===== Data

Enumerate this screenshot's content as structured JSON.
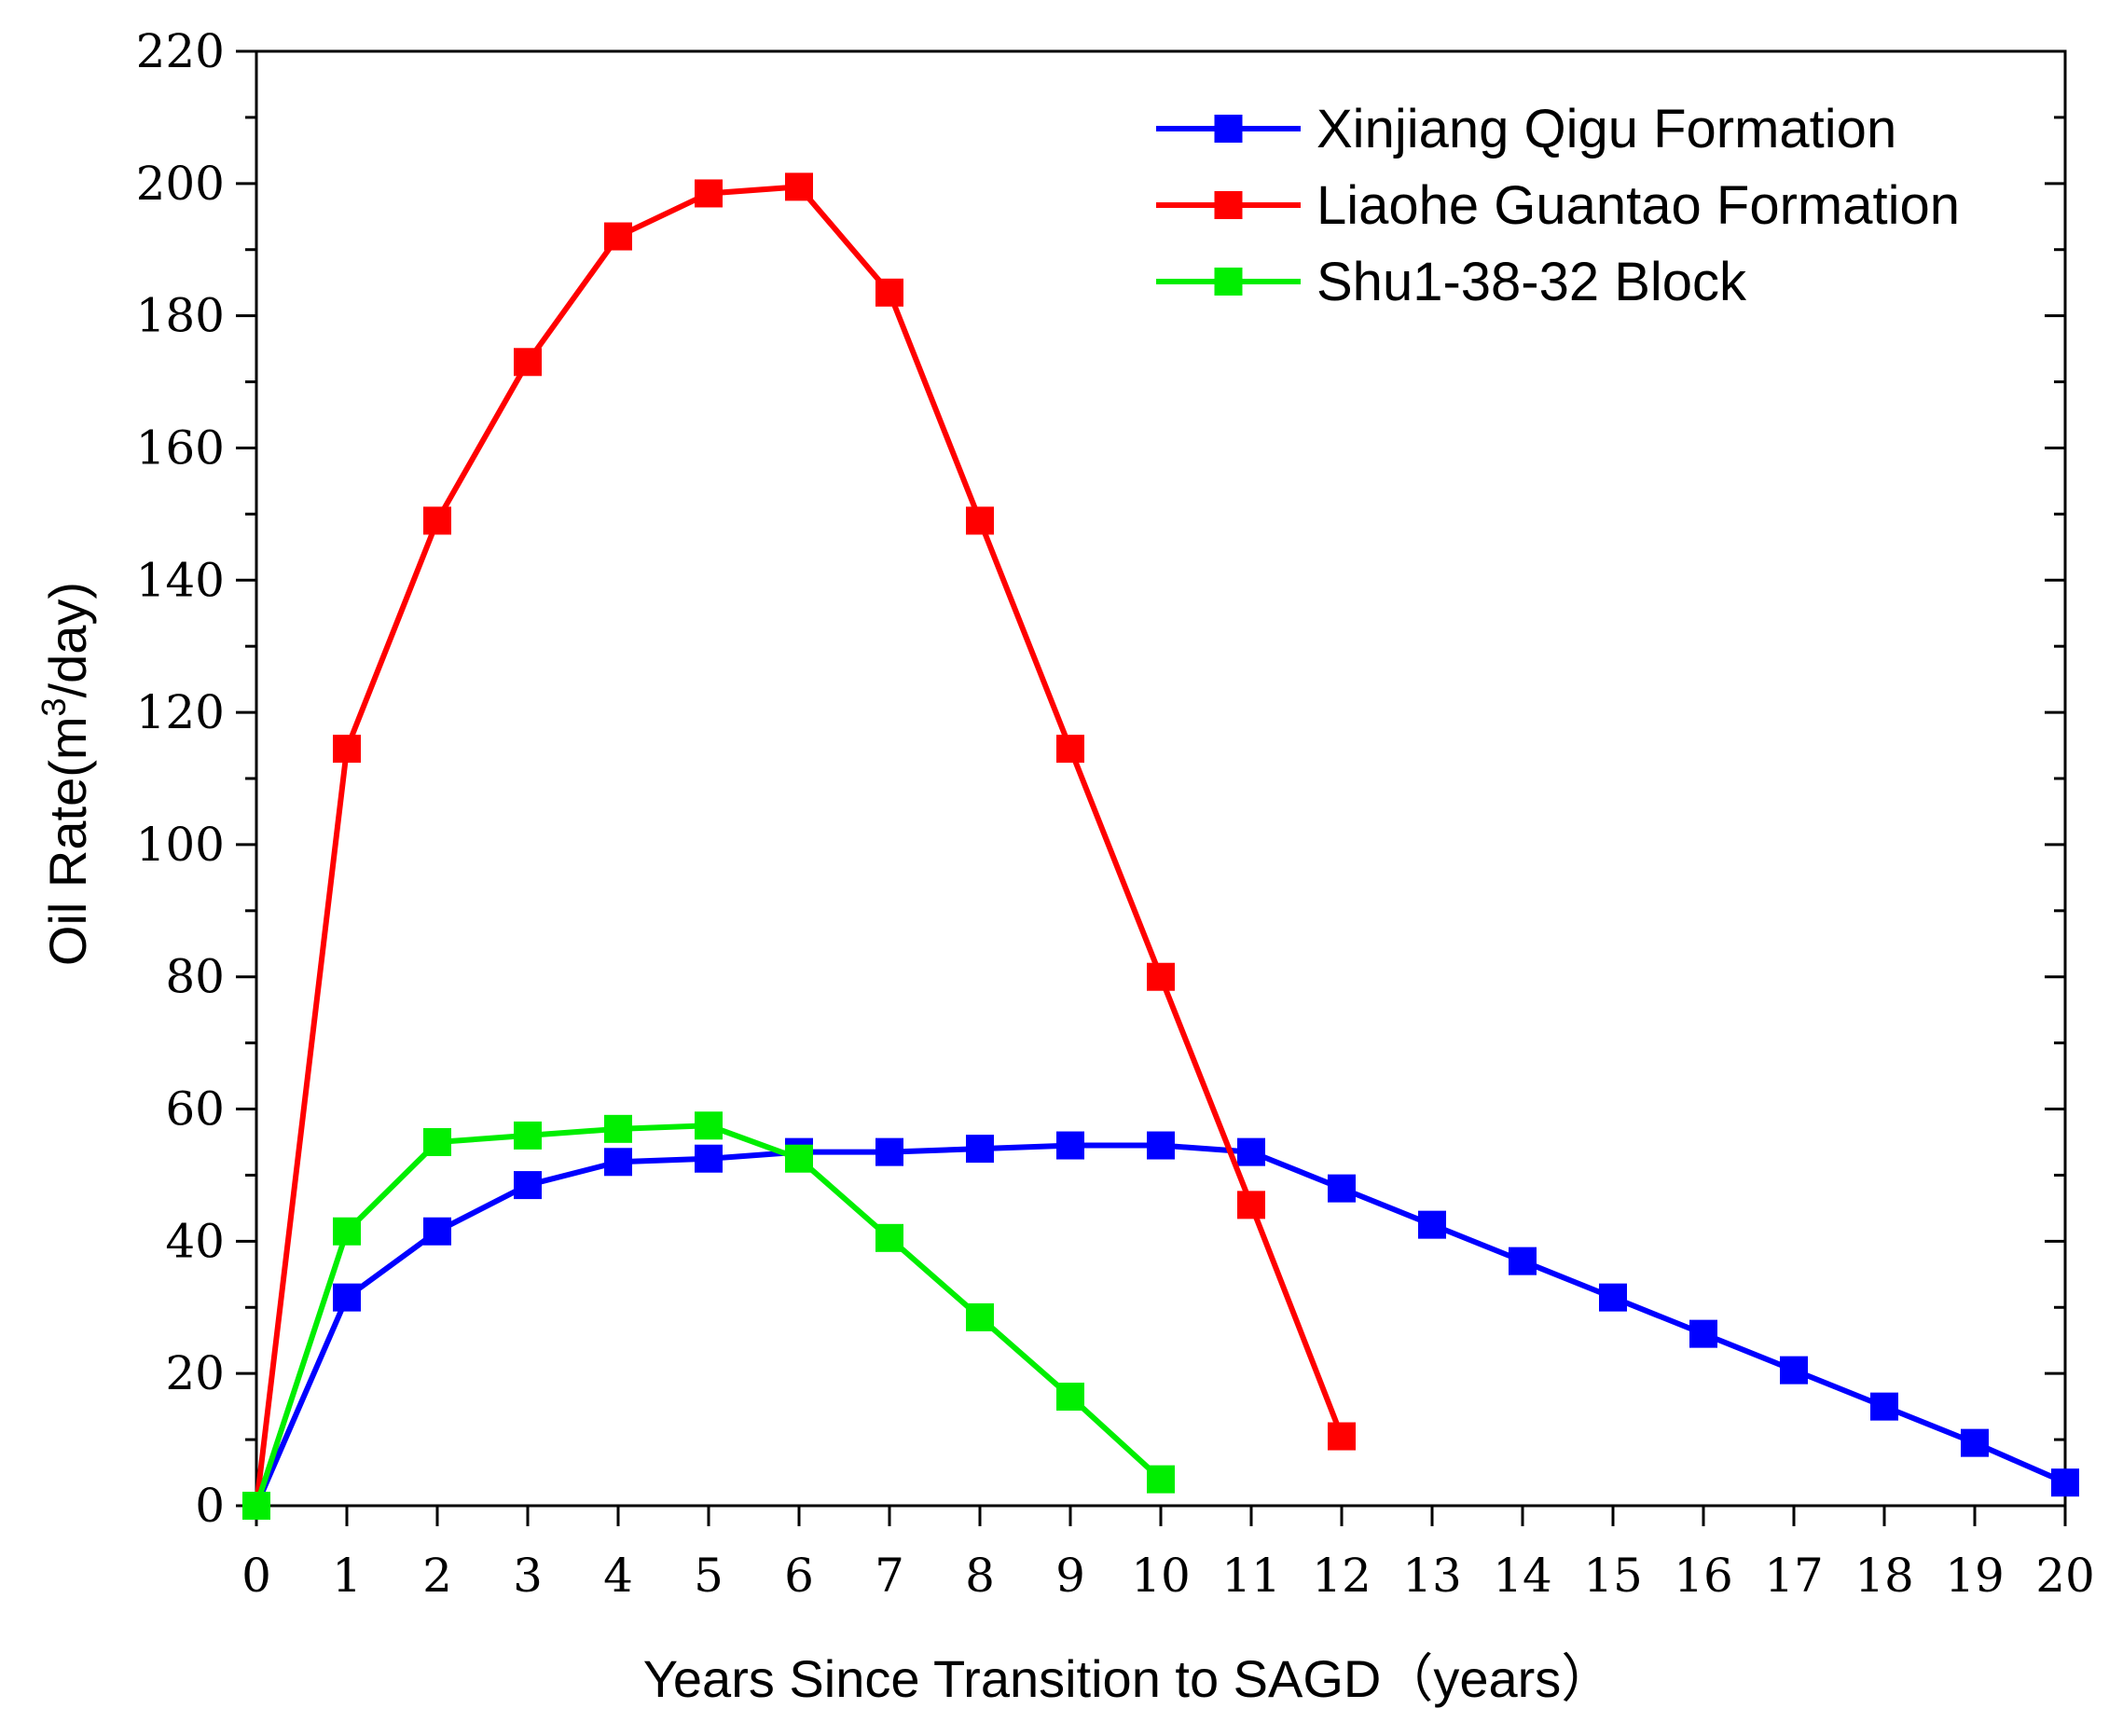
{
  "chart_data": {
    "type": "line",
    "xlabel": "Years Since Transition to SAGD（years）",
    "ylabel": {
      "prefix": "Oil Rate(m",
      "sup": "3",
      "suffix": "/day)"
    },
    "xlim": [
      0,
      20
    ],
    "ylim": [
      0,
      220
    ],
    "xticks": [
      0,
      1,
      2,
      3,
      4,
      5,
      6,
      7,
      8,
      9,
      10,
      11,
      12,
      13,
      14,
      15,
      16,
      17,
      18,
      19,
      20
    ],
    "yticks": [
      0,
      20,
      40,
      60,
      80,
      100,
      120,
      140,
      160,
      180,
      200,
      220
    ],
    "legend_position": "top-right",
    "series": [
      {
        "name": "Xinjiang Qigu Formation",
        "color": "#0000ff",
        "marker": "square",
        "x": [
          0,
          1,
          2,
          3,
          4,
          5,
          6,
          7,
          8,
          9,
          10,
          11,
          12,
          13,
          14,
          15,
          16,
          17,
          18,
          19,
          20
        ],
        "y": [
          0,
          31.5,
          41.5,
          48.5,
          52,
          52.5,
          53.5,
          53.5,
          54,
          54.5,
          54.5,
          53.5,
          48,
          42.5,
          37,
          31.5,
          26,
          20.5,
          15,
          9.5,
          3.5
        ]
      },
      {
        "name": "Liaohe Guantao Formation",
        "color": "#ff0000",
        "marker": "square",
        "x": [
          0,
          1,
          2,
          3,
          4,
          5,
          6,
          7,
          8,
          9,
          10,
          11,
          12
        ],
        "y": [
          0,
          114.5,
          149,
          173,
          192,
          198.5,
          199.5,
          183.5,
          149,
          114.5,
          80,
          45.5,
          10.5
        ]
      },
      {
        "name": "Shu1-38-32 Block",
        "color": "#00ee00",
        "marker": "square",
        "x": [
          0,
          1,
          2,
          3,
          4,
          5,
          6,
          7,
          8,
          9,
          10
        ],
        "y": [
          0,
          41.5,
          55,
          56,
          57,
          57.5,
          52.5,
          40.5,
          28.5,
          16.5,
          4
        ]
      }
    ]
  }
}
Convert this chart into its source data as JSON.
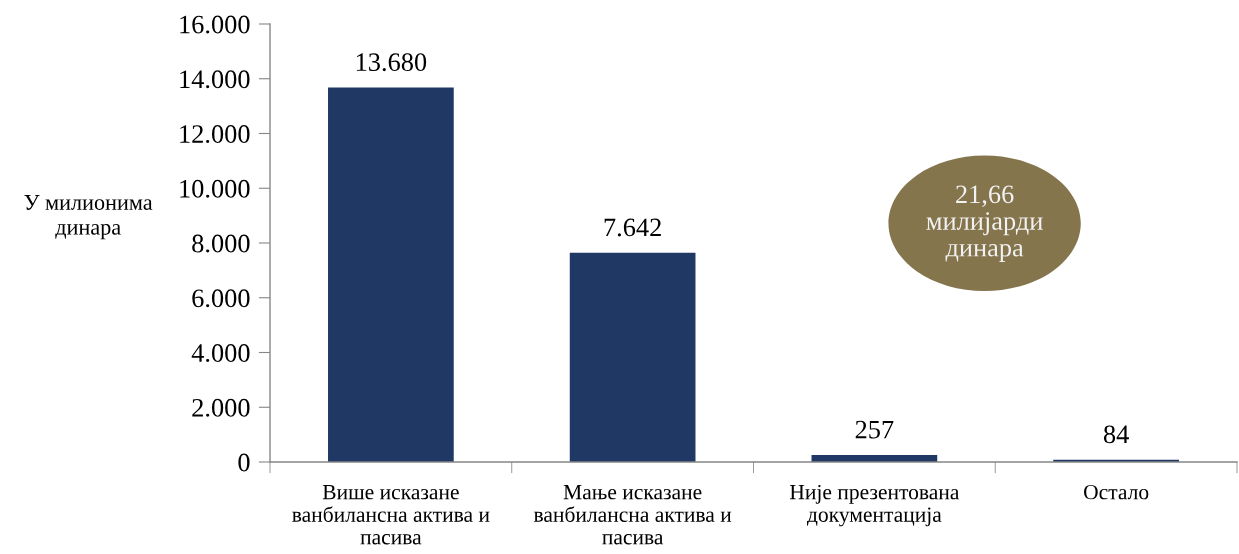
{
  "chart_data": {
    "type": "bar",
    "ylabel": "У милионима\nдинара",
    "categories": [
      "Више исказане\nванбилансна актива и\nпасива",
      "Мање исказане\nванбилансна актива и\nпасива",
      "Није презентована\nдокументација",
      "Остало"
    ],
    "values": [
      13680,
      7642,
      257,
      84
    ],
    "color": "#1f3864",
    "value_labels": [
      "13.680",
      "7.642",
      "257",
      "84"
    ],
    "ylim": [
      0,
      16000
    ],
    "yticks": [
      0,
      {
        "value": 2000,
        "label": "2.000"
      },
      {
        "value": 4000,
        "label": "4.000"
      },
      {
        "value": 6000,
        "label": "6.000"
      },
      {
        "value": 8000,
        "label": "8.000"
      },
      {
        "value": 10000,
        "label": "10.000"
      },
      {
        "value": 12000,
        "label": "12.000"
      },
      {
        "value": 14000,
        "label": "14.000"
      },
      {
        "value": 16000,
        "label": "16.000"
      }
    ],
    "annotations": [
      "21,66\nмилијарди\nдинара"
    ]
  }
}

==========

▶ Task description
Your task is to retype all the entries exactly and leave out any pictures.

▶ Written answer
Enumerate this screenshot's content as structured JSON.
{
  "chart_data": {
    "type": "line",
    "xlabel": "Years Since Transition to SAGD（years）",
    "ylabel": {
      "prefix": "Oil Rate(m",
      "sup": "3",
      "suffix": "/day)"
    },
    "xlim": [
      0,
      20
    ],
    "ylim": [
      0,
      220
    ],
    "xticks": [
      0,
      1,
      2,
      3,
      4,
      5,
      6,
      7,
      8,
      9,
      10,
      11,
      12,
      13,
      14,
      15,
      16,
      17,
      18,
      19,
      20
    ],
    "yticks": [
      0,
      20,
      40,
      60,
      80,
      100,
      120,
      140,
      160,
      180,
      200,
      220
    ],
    "legend_position": "top-right",
    "series": [
      {
        "name": "Xinjiang Qigu Formation",
        "color": "#0000ff",
        "marker": "square",
        "x": [
          0,
          1,
          2,
          3,
          4,
          5,
          6,
          7,
          8,
          9,
          10,
          11,
          12,
          13,
          14,
          15,
          16,
          17,
          18,
          19,
          20
        ],
        "y": [
          0,
          31.5,
          41.5,
          48.5,
          52,
          52.5,
          53.5,
          53.5,
          54,
          54.5,
          54.5,
          53.5,
          48,
          42.5,
          37,
          31.5,
          26,
          20.5,
          15,
          9.5,
          3.5
        ]
      },
      {
        "name": "Liaohe Guantao Formation",
        "color": "#ff0000",
        "marker": "square",
        "x": [
          0,
          1,
          2,
          3,
          4,
          5,
          6,
          7,
          8,
          9,
          10,
          11,
          12
        ],
        "y": [
          0,
          114.5,
          149,
          173,
          192,
          198.5,
          199.5,
          183.5,
          149,
          114.5,
          80,
          45.5,
          10.5
        ]
      },
      {
        "name": "Shu1-38-32 Block",
        "color": "#00ee00",
        "marker": "square",
        "x": [
          0,
          1,
          2,
          3,
          4,
          5,
          6,
          7,
          8,
          9,
          10
        ],
        "y": [
          0,
          41.5,
          55,
          56,
          57,
          57.5,
          52.5,
          40.5,
          28.5,
          16.5,
          4
        ]
      }
    ]
  }
}
Convert this chart into its source data as JSON.
{
  "chart_data": {
    "type": "bar",
    "ylabel": "У милионима\nдинара",
    "categories": [
      "Више исказане\nванбилансна актива и\nпасива",
      "Мање исказане\nванбилансна актива и\nпасива",
      "Није презентована\nдокументација",
      "Остало"
    ],
    "values": [
      13680,
      7642,
      257,
      84
    ],
    "color": "#1f3864",
    "value_labels": [
      "13.680",
      "7.642",
      "257",
      "84"
    ],
    "ylim": [
      0,
      16000
    ],
    "yticks": [
      0,
      {
        "value": 2000,
        "label": "2.000"
      },
      {
        "value": 4000,
        "label": "4.000"
      },
      {
        "value": 6000,
        "label": "6.000"
      },
      {
        "value": 8000,
        "label": "8.000"
      },
      {
        "value": 10000,
        "label": "10.000"
      },
      {
        "value": 12000,
        "label": "12.000"
      },
      {
        "value": 14000,
        "label": "14.000"
      },
      {
        "value": 16000,
        "label": "16.000"
      }
    ],
    "annotations": [
      "21,66\nмилијарди\nдинара"
    ]
  }
}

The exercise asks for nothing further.